*MATERIAL FOR THIS TASK*
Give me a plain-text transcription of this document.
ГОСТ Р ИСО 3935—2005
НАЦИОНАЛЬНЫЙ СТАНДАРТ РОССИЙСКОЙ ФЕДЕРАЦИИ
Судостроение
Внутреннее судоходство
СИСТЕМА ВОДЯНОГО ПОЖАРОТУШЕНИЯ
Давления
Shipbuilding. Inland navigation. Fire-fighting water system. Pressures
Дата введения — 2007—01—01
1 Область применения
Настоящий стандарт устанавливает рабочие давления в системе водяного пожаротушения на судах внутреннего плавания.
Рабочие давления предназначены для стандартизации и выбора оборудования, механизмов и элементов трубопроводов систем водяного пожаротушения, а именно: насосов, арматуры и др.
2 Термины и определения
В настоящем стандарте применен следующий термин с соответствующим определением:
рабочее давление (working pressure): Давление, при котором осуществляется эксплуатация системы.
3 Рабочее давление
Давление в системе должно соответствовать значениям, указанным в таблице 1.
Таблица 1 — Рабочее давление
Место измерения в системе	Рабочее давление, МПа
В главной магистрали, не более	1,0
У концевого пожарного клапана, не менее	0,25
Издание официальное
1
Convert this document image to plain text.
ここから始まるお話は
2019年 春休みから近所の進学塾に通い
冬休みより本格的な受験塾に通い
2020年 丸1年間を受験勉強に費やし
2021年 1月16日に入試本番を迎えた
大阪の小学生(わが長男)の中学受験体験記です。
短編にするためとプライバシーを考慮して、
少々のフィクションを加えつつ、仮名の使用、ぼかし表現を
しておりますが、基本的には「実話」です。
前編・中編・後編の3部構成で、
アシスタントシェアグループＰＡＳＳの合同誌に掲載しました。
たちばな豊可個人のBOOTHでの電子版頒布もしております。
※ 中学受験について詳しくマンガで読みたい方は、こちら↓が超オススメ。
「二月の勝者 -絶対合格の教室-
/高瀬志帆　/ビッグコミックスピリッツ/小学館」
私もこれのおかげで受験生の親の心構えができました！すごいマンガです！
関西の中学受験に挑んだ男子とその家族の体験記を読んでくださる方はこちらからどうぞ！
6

*SHORT EXERCISE*
Only the lines from the one with "Convert this document image to plain text." through the end of the material are wanted; copy them exactly, both ends included.

*ANSWER TO THIS TASK*
Convert this document image to plain text.
ここから始まるお話は
2019年 春休みから近所の進学塾に通い
冬休みより本格的な受験塾に通い
2020年 丸1年間を受験勉強に費やし
2021年 1月16日に入試本番を迎えた
大阪の小学生(わが長男)の中学受験体験記です。
短編にするためとプライバシーを考慮して、
少々のフィクションを加えつつ、仮名の使用、ぼかし表現を
しておりますが、基本的には「実話」です。
前編・中編・後編の3部構成で、
アシスタントシェアグループＰＡＳＳの合同誌に掲載しました。
たちばな豊可個人のBOOTHでの電子版頒布もしております。
※ 中学受験について詳しくマンガで読みたい方は、こちら↓が超オススメ。
「二月の勝者 -絶対合格の教室-
/高瀬志帆　/ビッグコミックスピリッツ/小学館」
私もこれのおかげで受験生の親の心構えができました！すごいマンガです！
関西の中学受験に挑んだ男子とその家族の体験記を読んでくださる方はこちらからどうぞ！
6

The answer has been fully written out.